In your copy, leave out the pictures; write out all the data exactly.
::::
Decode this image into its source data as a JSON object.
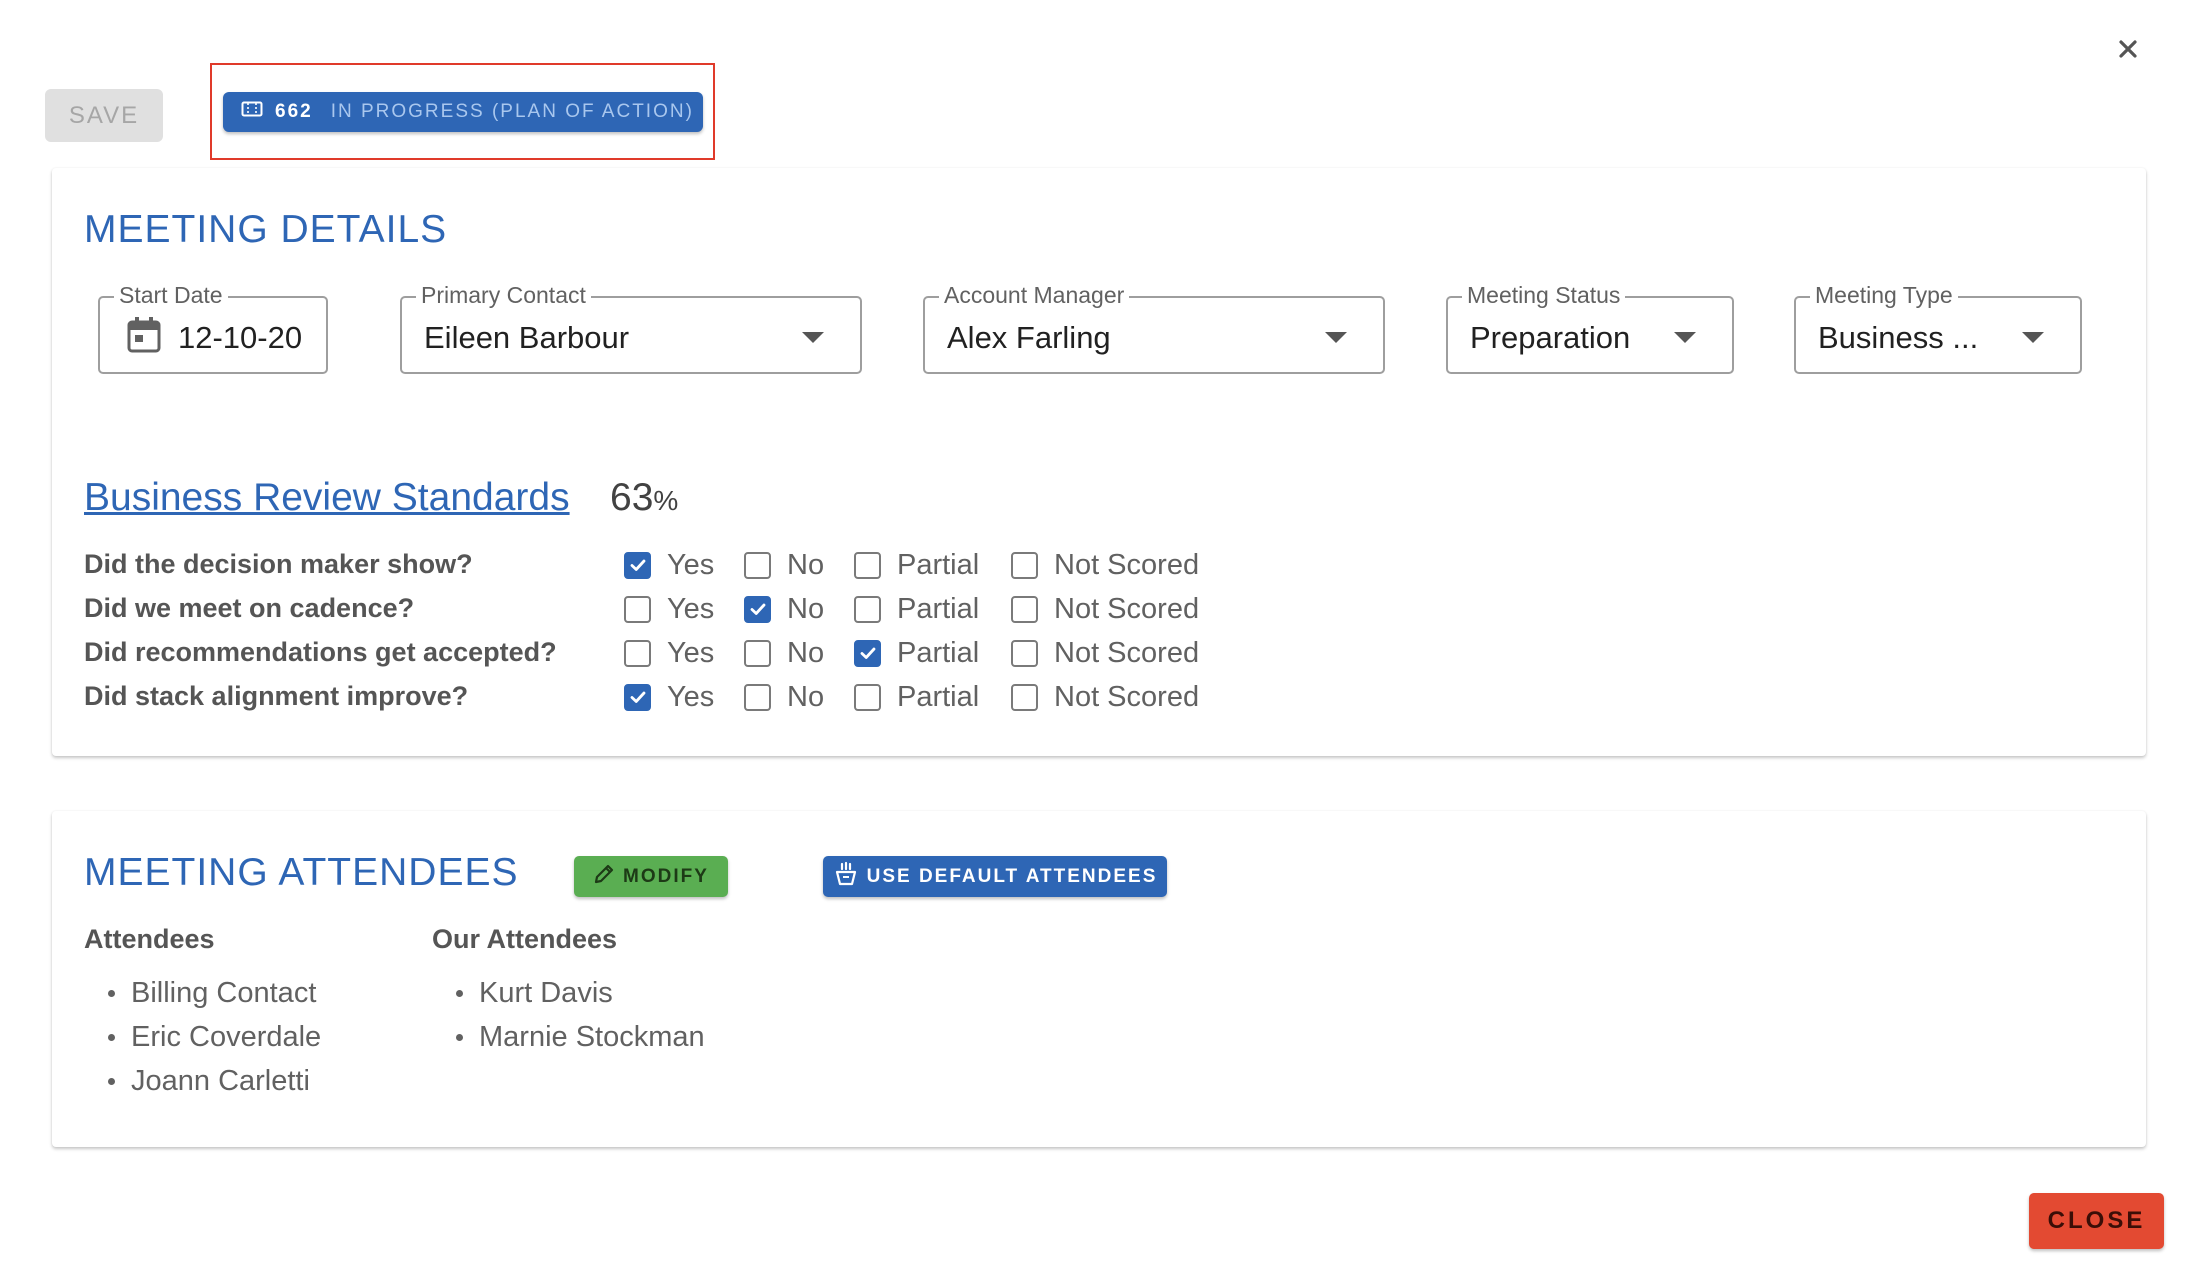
{
  "toolbar": {
    "save_label": "SAVE",
    "status_number": "662",
    "status_label": "IN PROGRESS (PLAN OF ACTION)",
    "close_icon": "close-icon"
  },
  "meeting_details": {
    "title": "MEETING DETAILS",
    "fields": {
      "start_date": {
        "label": "Start Date",
        "value": "12-10-20"
      },
      "primary_contact": {
        "label": "Primary Contact",
        "value": "Eileen Barbour"
      },
      "account_manager": {
        "label": "Account Manager",
        "value": "Alex Farling"
      },
      "meeting_status": {
        "label": "Meeting Status",
        "value": "Preparation"
      },
      "meeting_type": {
        "label": "Meeting Type",
        "value": "Business ..."
      }
    },
    "standards": {
      "title": "Business Review Standards",
      "percent": "63",
      "percent_sign": "%",
      "options": [
        "Yes",
        "No",
        "Partial",
        "Not Scored"
      ],
      "questions": [
        {
          "text": "Did the decision maker show?",
          "selected": "Yes"
        },
        {
          "text": "Did we meet on cadence?",
          "selected": "No"
        },
        {
          "text": "Did recommendations get accepted?",
          "selected": "Partial"
        },
        {
          "text": "Did stack alignment improve?",
          "selected": "Yes"
        }
      ]
    }
  },
  "attendees": {
    "title": "MEETING ATTENDEES",
    "modify_label": "MODIFY",
    "default_label": "USE DEFAULT ATTENDEES",
    "col1_title": "Attendees",
    "col1": [
      "Billing Contact",
      "Eric Coverdale",
      "Joann Carletti"
    ],
    "col2_title": "Our Attendees",
    "col2": [
      "Kurt Davis",
      "Marnie Stockman"
    ]
  },
  "footer": {
    "close_label": "CLOSE"
  },
  "colors": {
    "primary": "#2e66b5",
    "success": "#5aae52",
    "danger": "#e34a32",
    "highlight": "#e03a2a"
  }
}
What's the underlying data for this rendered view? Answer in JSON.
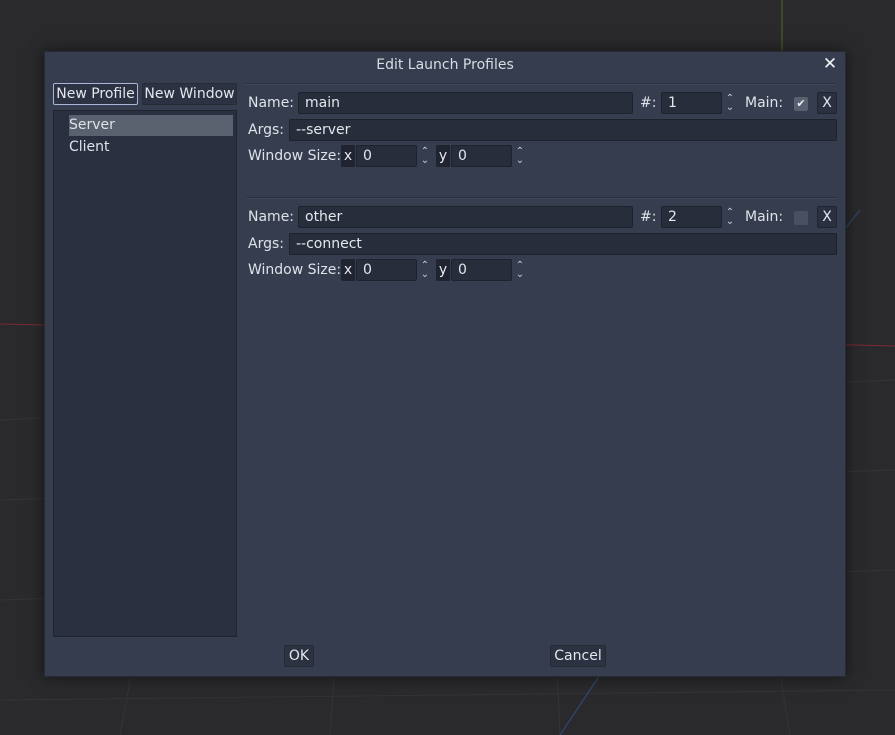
{
  "dialog": {
    "title": "Edit Launch Profiles",
    "close_label": "✕",
    "new_profile_label": "New Profile",
    "new_window_label": "New Window",
    "ok_label": "OK",
    "cancel_label": "Cancel"
  },
  "profiles": [
    {
      "label": "Server",
      "selected": true
    },
    {
      "label": "Client",
      "selected": false
    }
  ],
  "windows": [
    {
      "name_label": "Name:",
      "name_value": "main",
      "count_label": "#:",
      "count_value": "1",
      "main_label": "Main:",
      "main_checked": true,
      "remove_label": "X",
      "args_label": "Args:",
      "args_value": "--server",
      "size_label": "Window Size:",
      "x_label": "x",
      "x_value": "0",
      "y_label": "y",
      "y_value": "0"
    },
    {
      "name_label": "Name:",
      "name_value": "other",
      "count_label": "#:",
      "count_value": "2",
      "main_label": "Main:",
      "main_checked": false,
      "remove_label": "X",
      "args_label": "Args:",
      "args_value": "--connect",
      "size_label": "Window Size:",
      "x_label": "x",
      "x_value": "0",
      "y_label": "y",
      "y_value": "0"
    }
  ],
  "icons": {
    "checkmark": "✔",
    "spin_up": "⌃",
    "spin_down": "⌄"
  }
}
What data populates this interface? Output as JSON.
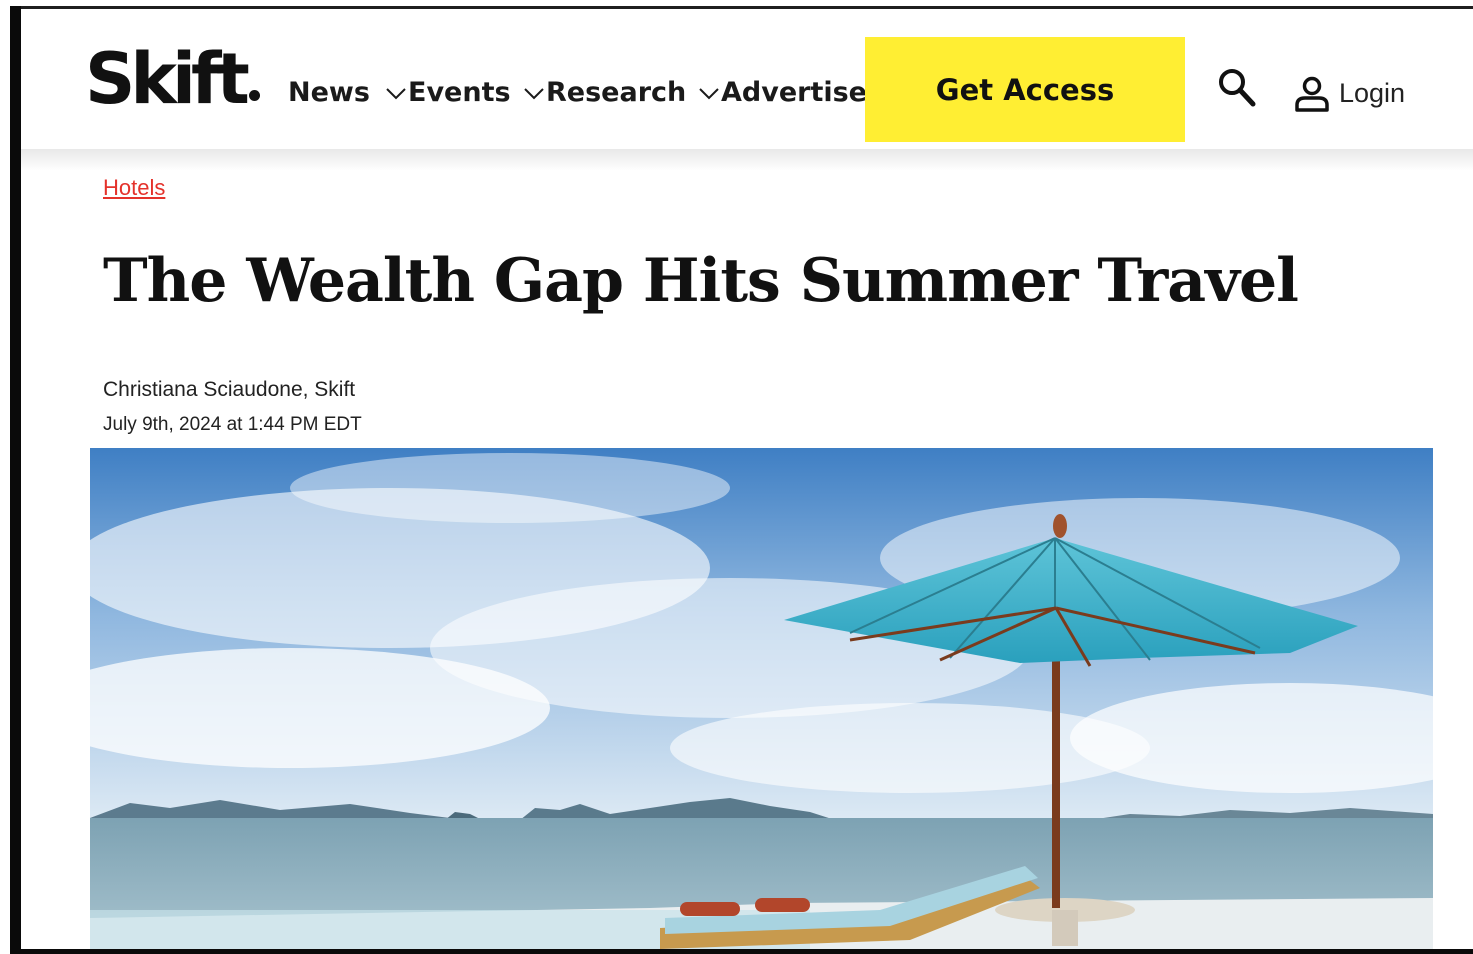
::::
*Output below*
Decode this image into its source data as a JSON object.
{
  "toolbar": {
    "save_label": "SAVE",
    "status_number": "662",
    "status_label": "IN PROGRESS (PLAN OF ACTION)",
    "close_icon": "close-icon"
  },
  "meeting_details": {
    "title": "MEETING DETAILS",
    "fields": {
      "start_date": {
        "label": "Start Date",
        "value": "12-10-20"
      },
      "primary_contact": {
        "label": "Primary Contact",
        "value": "Eileen Barbour"
      },
      "account_manager": {
        "label": "Account Manager",
        "value": "Alex Farling"
      },
      "meeting_status": {
        "label": "Meeting Status",
        "value": "Preparation"
      },
      "meeting_type": {
        "label": "Meeting Type",
        "value": "Business ..."
      }
    },
    "standards": {
      "title": "Business Review Standards",
      "percent": "63",
      "percent_sign": "%",
      "options": [
        "Yes",
        "No",
        "Partial",
        "Not Scored"
      ],
      "questions": [
        {
          "text": "Did the decision maker show?",
          "selected": "Yes"
        },
        {
          "text": "Did we meet on cadence?",
          "selected": "No"
        },
        {
          "text": "Did recommendations get accepted?",
          "selected": "Partial"
        },
        {
          "text": "Did stack alignment improve?",
          "selected": "Yes"
        }
      ]
    }
  },
  "attendees": {
    "title": "MEETING ATTENDEES",
    "modify_label": "MODIFY",
    "default_label": "USE DEFAULT ATTENDEES",
    "col1_title": "Attendees",
    "col1": [
      "Billing Contact",
      "Eric Coverdale",
      "Joann Carletti"
    ],
    "col2_title": "Our Attendees",
    "col2": [
      "Kurt Davis",
      "Marnie Stockman"
    ]
  },
  "footer": {
    "close_label": "CLOSE"
  },
  "colors": {
    "primary": "#2e66b5",
    "success": "#5aae52",
    "danger": "#e34a32",
    "highlight": "#e03a2a"
  }
}
What's the underlying data for this rendered view? Answer in JSON.
{
  "dialog": {
    "title": "Edit Launch Profiles",
    "close_label": "✕",
    "new_profile_label": "New Profile",
    "new_window_label": "New Window",
    "ok_label": "OK",
    "cancel_label": "Cancel"
  },
  "profiles": [
    {
      "label": "Server",
      "selected": true
    },
    {
      "label": "Client",
      "selected": false
    }
  ],
  "windows": [
    {
      "name_label": "Name:",
      "name_value": "main",
      "count_label": "#:",
      "count_value": "1",
      "main_label": "Main:",
      "main_checked": true,
      "remove_label": "X",
      "args_label": "Args:",
      "args_value": "--server",
      "size_label": "Window Size:",
      "x_label": "x",
      "x_value": "0",
      "y_label": "y",
      "y_value": "0"
    },
    {
      "name_label": "Name:",
      "name_value": "other",
      "count_label": "#:",
      "count_value": "2",
      "main_label": "Main:",
      "main_checked": false,
      "remove_label": "X",
      "args_label": "Args:",
      "args_value": "--connect",
      "size_label": "Window Size:",
      "x_label": "x",
      "x_value": "0",
      "y_label": "y",
      "y_value": "0"
    }
  ],
  "icons": {
    "checkmark": "✔",
    "spin_up": "⌃",
    "spin_down": "⌄"
  }
}
What data populates this interface? Output as JSON.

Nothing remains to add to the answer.